[begin Data for processing]
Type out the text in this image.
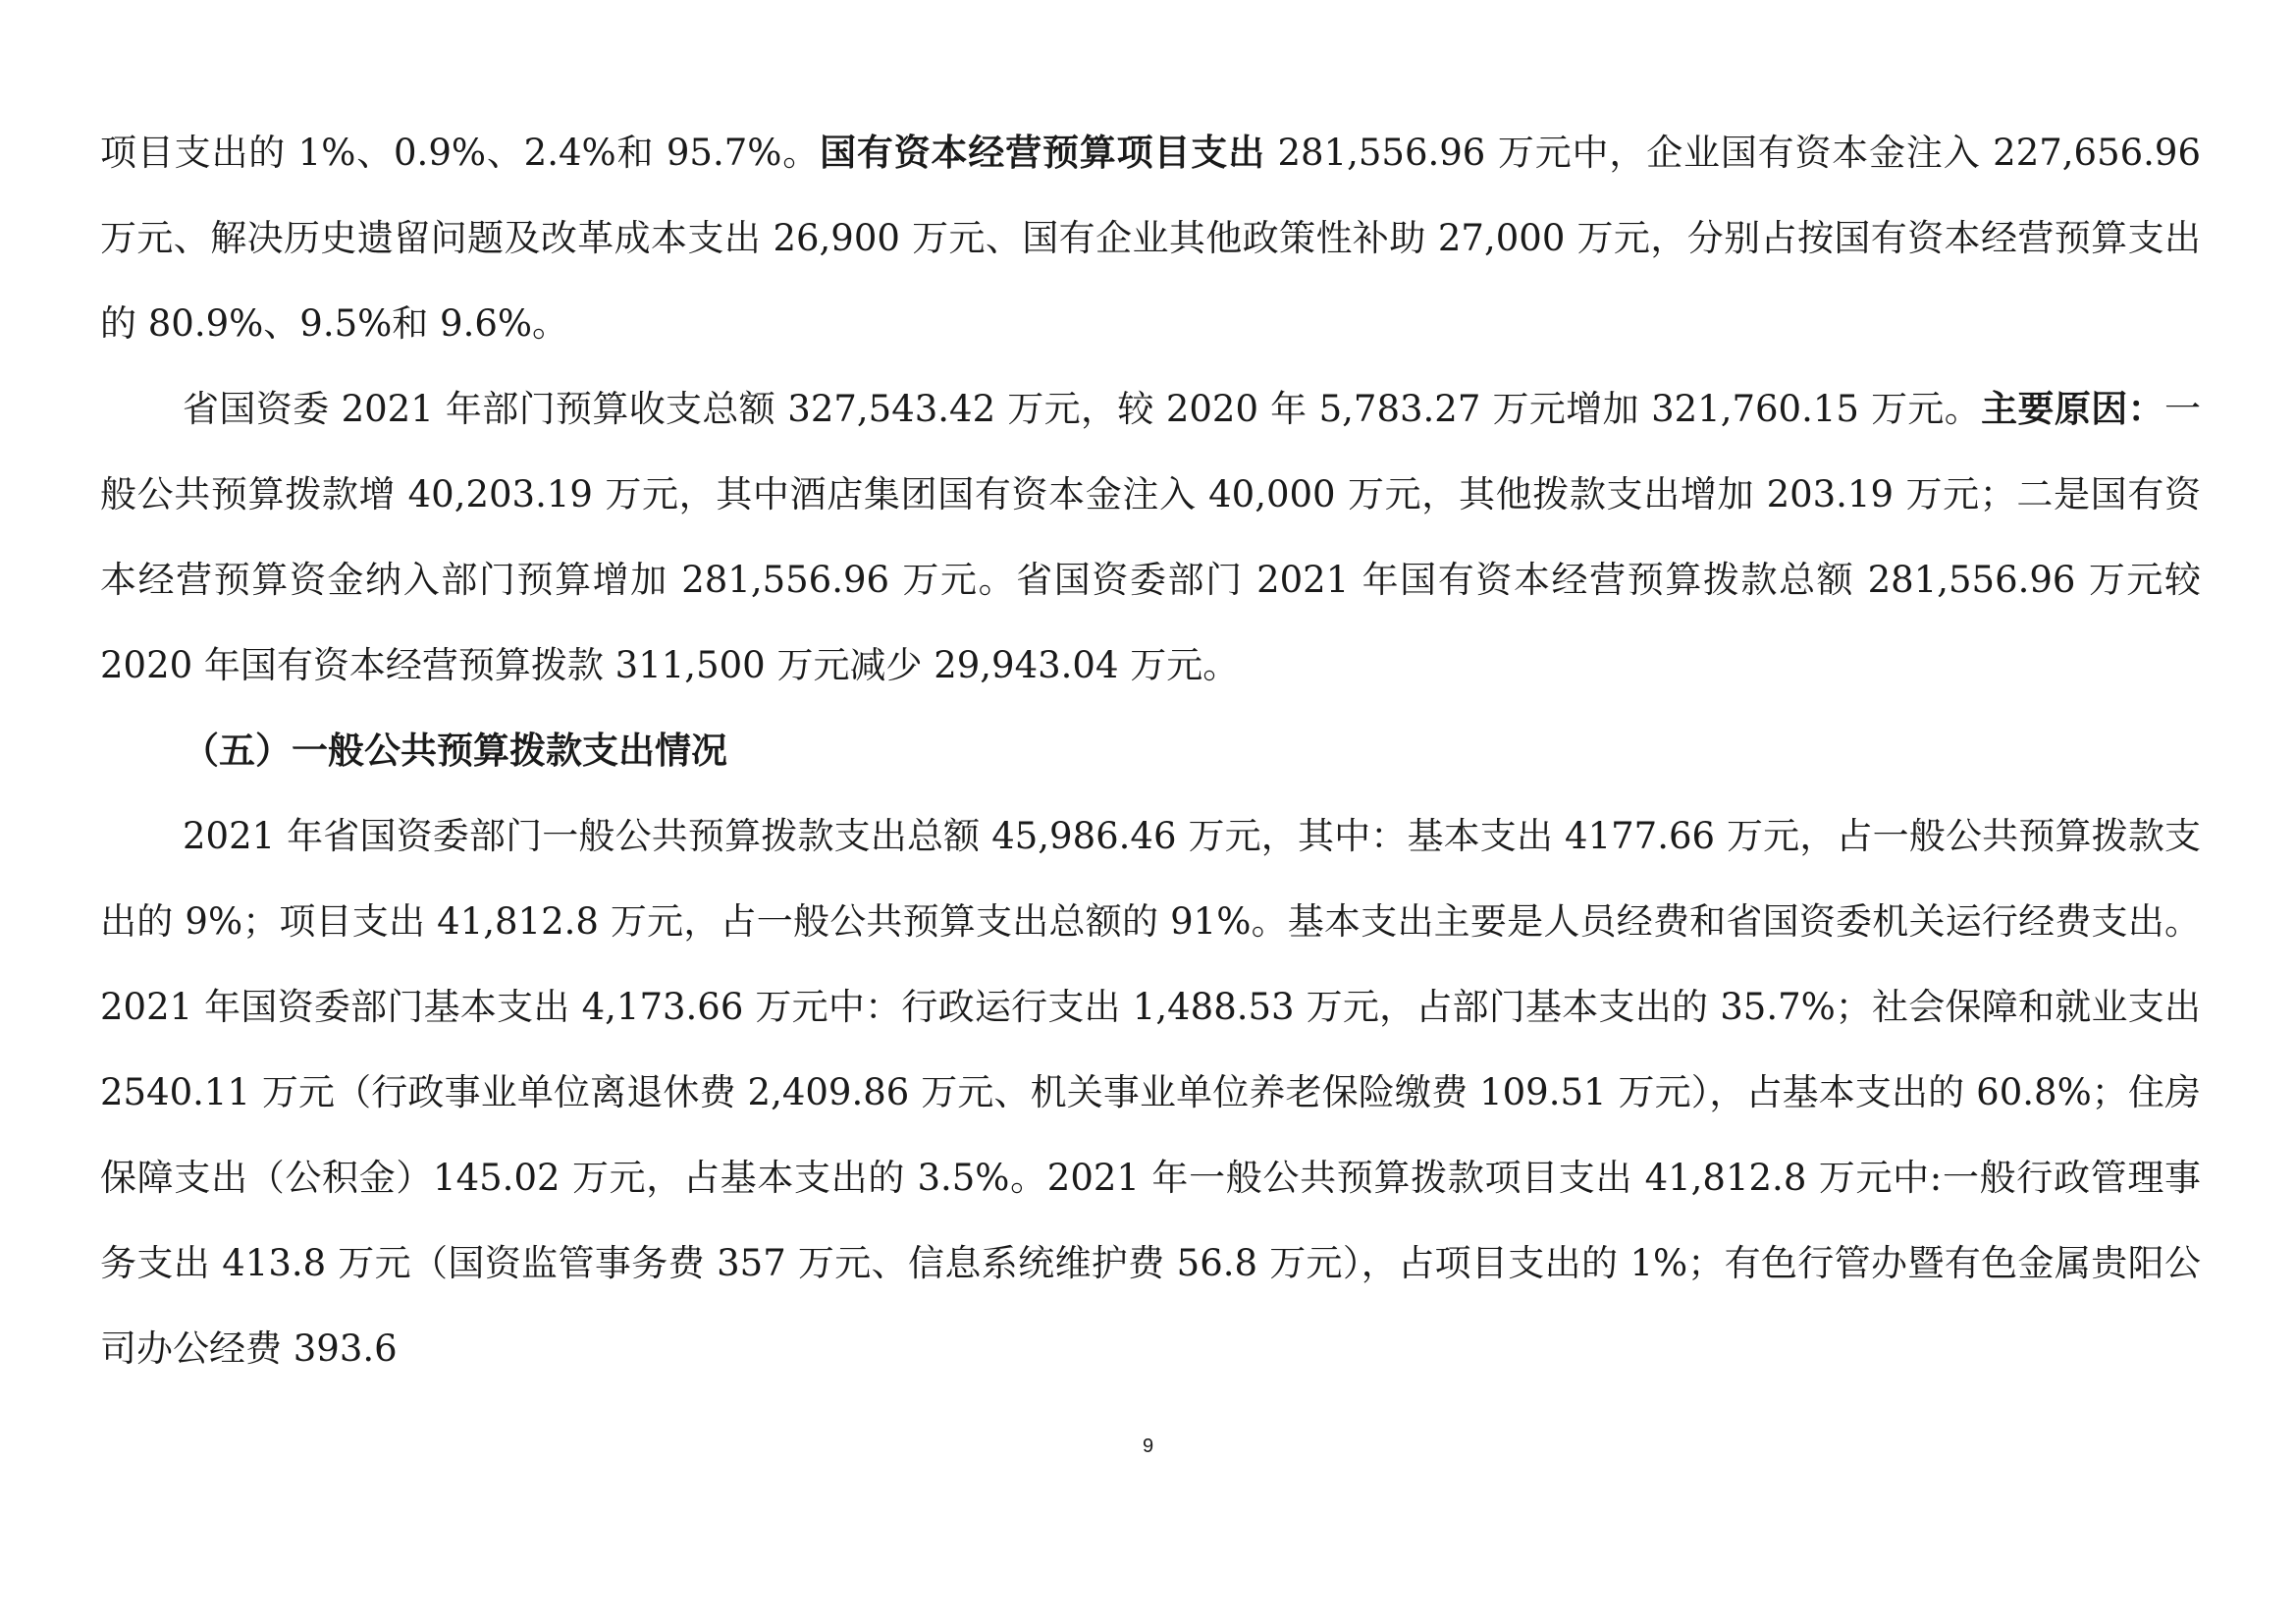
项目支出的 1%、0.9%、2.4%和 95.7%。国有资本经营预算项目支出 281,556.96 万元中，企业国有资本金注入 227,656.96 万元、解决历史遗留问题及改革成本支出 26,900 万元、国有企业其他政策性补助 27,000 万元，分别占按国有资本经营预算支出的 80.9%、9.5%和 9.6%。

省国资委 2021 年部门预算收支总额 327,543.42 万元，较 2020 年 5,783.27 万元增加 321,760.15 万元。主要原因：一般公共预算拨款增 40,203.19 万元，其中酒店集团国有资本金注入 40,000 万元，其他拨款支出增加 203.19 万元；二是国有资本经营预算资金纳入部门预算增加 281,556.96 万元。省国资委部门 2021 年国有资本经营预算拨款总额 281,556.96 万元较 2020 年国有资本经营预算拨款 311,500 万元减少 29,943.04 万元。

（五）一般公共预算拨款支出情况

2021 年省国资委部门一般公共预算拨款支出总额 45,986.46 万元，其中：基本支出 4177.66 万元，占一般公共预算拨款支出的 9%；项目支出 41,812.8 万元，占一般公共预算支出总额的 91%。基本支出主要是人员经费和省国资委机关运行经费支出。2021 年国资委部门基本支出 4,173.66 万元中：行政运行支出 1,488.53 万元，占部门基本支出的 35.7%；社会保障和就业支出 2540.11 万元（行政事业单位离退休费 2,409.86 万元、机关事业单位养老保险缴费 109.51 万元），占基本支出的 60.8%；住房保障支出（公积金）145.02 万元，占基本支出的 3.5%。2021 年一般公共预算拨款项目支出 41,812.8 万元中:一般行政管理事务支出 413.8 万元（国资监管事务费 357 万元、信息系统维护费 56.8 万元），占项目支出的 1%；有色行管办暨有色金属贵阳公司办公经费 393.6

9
[end Data for processing]
[begin Data for processing]
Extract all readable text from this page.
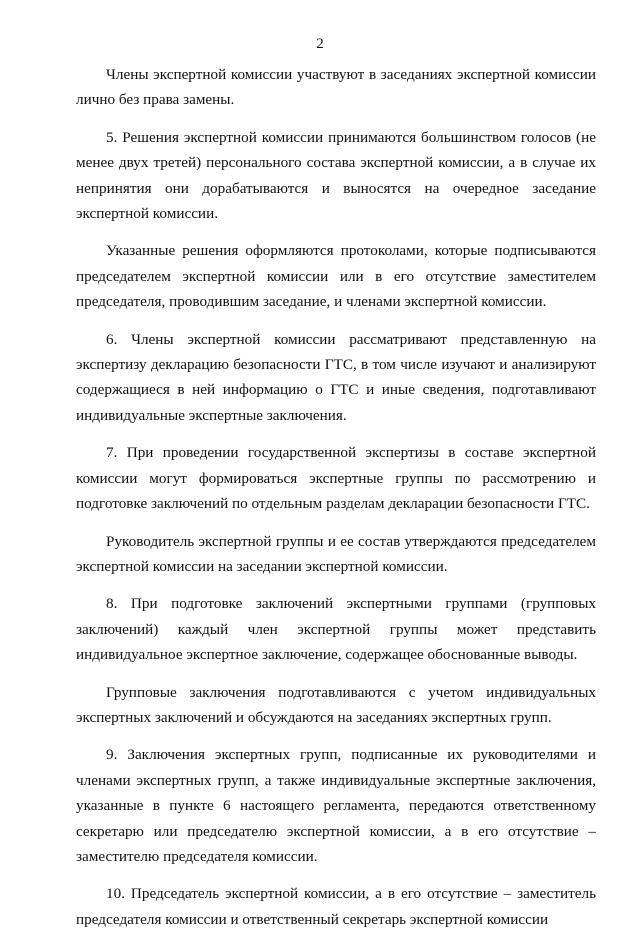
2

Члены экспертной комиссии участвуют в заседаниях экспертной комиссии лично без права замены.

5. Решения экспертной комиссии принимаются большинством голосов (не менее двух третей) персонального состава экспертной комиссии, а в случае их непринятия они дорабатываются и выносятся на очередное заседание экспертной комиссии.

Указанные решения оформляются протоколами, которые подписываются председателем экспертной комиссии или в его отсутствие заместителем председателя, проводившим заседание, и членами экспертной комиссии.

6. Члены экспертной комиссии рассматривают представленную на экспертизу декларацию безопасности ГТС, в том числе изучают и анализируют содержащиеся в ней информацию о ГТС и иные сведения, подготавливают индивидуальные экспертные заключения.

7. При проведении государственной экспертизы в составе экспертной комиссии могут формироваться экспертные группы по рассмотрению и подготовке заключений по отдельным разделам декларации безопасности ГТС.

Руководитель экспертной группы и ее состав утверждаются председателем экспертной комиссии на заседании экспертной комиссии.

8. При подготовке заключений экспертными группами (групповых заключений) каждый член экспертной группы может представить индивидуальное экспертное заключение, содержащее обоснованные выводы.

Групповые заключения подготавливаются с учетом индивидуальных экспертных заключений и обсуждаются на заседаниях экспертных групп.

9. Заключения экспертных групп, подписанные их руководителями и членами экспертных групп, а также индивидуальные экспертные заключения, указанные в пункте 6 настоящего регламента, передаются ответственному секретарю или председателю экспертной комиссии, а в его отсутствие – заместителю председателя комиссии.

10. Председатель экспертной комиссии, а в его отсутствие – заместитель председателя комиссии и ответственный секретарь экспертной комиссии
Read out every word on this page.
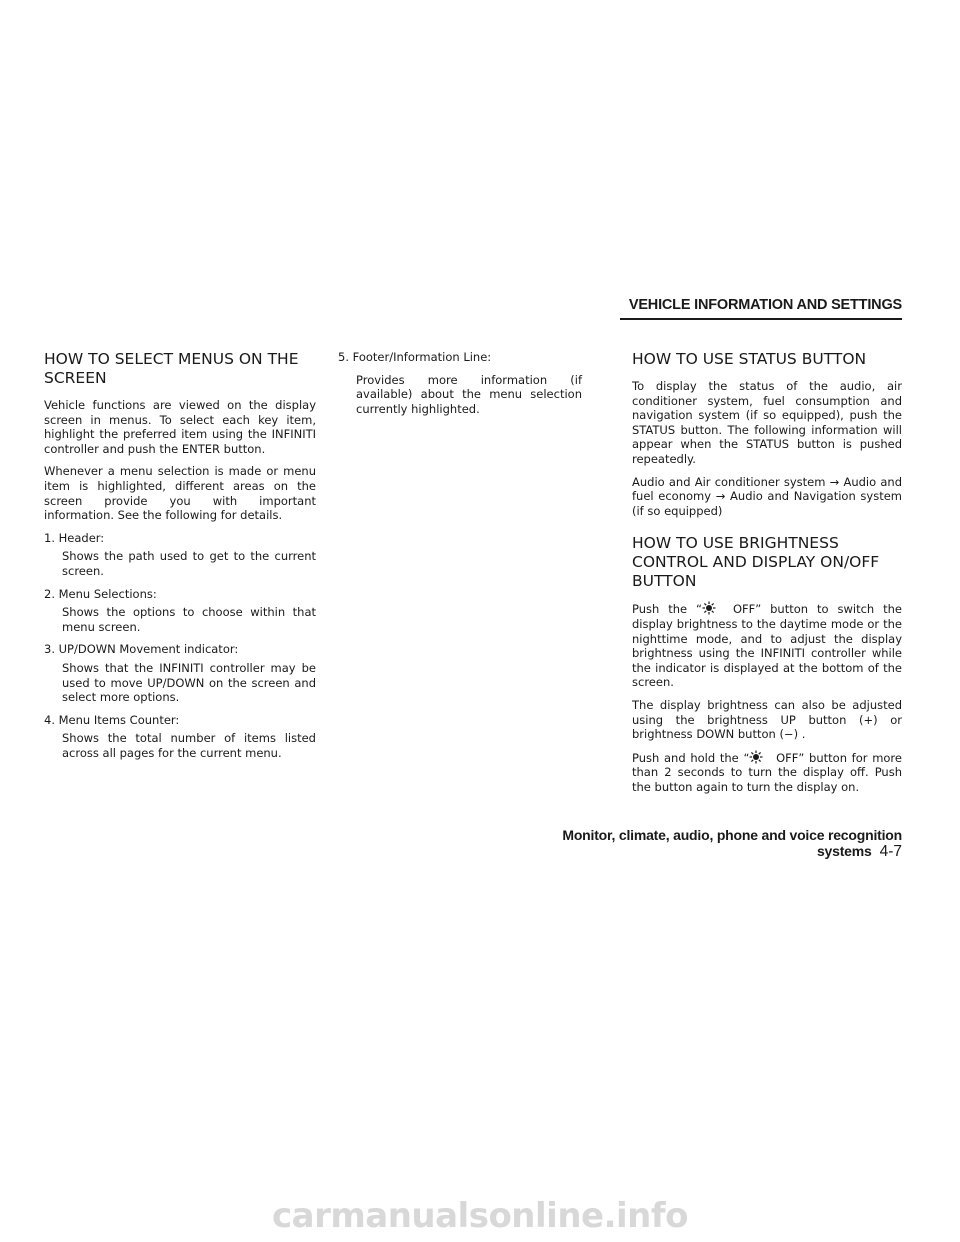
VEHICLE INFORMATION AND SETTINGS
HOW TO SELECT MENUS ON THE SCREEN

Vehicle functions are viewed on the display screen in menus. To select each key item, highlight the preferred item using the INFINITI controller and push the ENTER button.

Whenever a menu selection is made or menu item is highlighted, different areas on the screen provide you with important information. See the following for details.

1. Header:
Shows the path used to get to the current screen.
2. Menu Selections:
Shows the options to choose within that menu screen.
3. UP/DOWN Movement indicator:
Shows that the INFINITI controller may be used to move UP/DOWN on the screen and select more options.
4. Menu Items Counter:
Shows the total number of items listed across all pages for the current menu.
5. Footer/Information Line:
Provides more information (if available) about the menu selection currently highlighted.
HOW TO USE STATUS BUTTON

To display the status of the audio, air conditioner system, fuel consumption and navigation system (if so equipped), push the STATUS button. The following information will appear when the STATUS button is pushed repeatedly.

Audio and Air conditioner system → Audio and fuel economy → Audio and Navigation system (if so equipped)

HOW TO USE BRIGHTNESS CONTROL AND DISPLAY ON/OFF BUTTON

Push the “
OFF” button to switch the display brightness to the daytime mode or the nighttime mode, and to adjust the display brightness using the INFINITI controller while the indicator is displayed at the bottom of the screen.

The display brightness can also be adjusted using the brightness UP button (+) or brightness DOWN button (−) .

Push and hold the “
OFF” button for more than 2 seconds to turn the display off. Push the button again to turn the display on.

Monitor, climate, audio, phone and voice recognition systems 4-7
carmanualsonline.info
[end Data for processing]
[begin Data for processing]
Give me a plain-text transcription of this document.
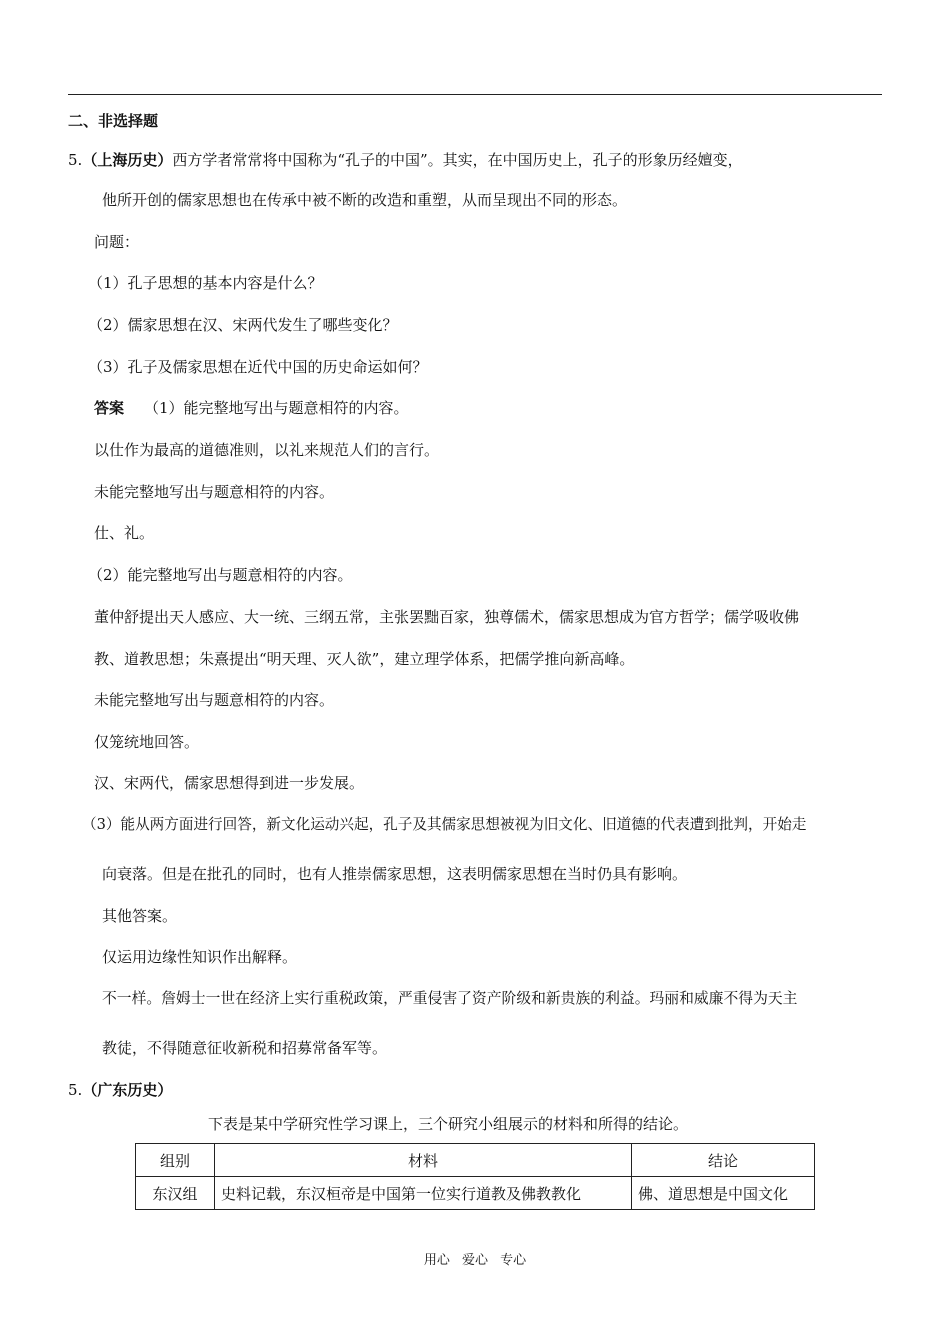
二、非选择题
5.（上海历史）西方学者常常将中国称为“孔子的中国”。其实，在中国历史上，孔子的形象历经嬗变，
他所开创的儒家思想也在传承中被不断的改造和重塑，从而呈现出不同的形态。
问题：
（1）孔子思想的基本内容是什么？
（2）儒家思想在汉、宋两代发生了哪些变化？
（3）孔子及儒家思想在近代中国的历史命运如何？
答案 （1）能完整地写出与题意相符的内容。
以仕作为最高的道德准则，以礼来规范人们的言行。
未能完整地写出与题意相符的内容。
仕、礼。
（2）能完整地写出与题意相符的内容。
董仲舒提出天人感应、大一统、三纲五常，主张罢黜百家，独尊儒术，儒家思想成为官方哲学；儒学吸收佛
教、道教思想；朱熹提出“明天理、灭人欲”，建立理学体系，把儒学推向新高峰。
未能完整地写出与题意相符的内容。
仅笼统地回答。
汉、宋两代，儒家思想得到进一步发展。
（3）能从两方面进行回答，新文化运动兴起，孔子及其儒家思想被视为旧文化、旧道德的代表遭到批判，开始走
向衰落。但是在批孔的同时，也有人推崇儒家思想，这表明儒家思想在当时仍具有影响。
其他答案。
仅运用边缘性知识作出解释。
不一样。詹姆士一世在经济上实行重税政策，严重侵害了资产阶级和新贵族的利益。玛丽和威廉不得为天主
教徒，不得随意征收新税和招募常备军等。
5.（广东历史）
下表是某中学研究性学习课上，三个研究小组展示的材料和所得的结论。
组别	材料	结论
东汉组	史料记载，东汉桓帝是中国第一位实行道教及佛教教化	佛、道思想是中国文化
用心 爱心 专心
[end Data for processing]
◆ Aim: Gather every line from the listing above in which "used" appears, and copy those lines.

◆ Full output:
Shows the path used to get to the current screen.
Shows that the INFINITI controller may be used to move UP/DOWN on the screen and select more options.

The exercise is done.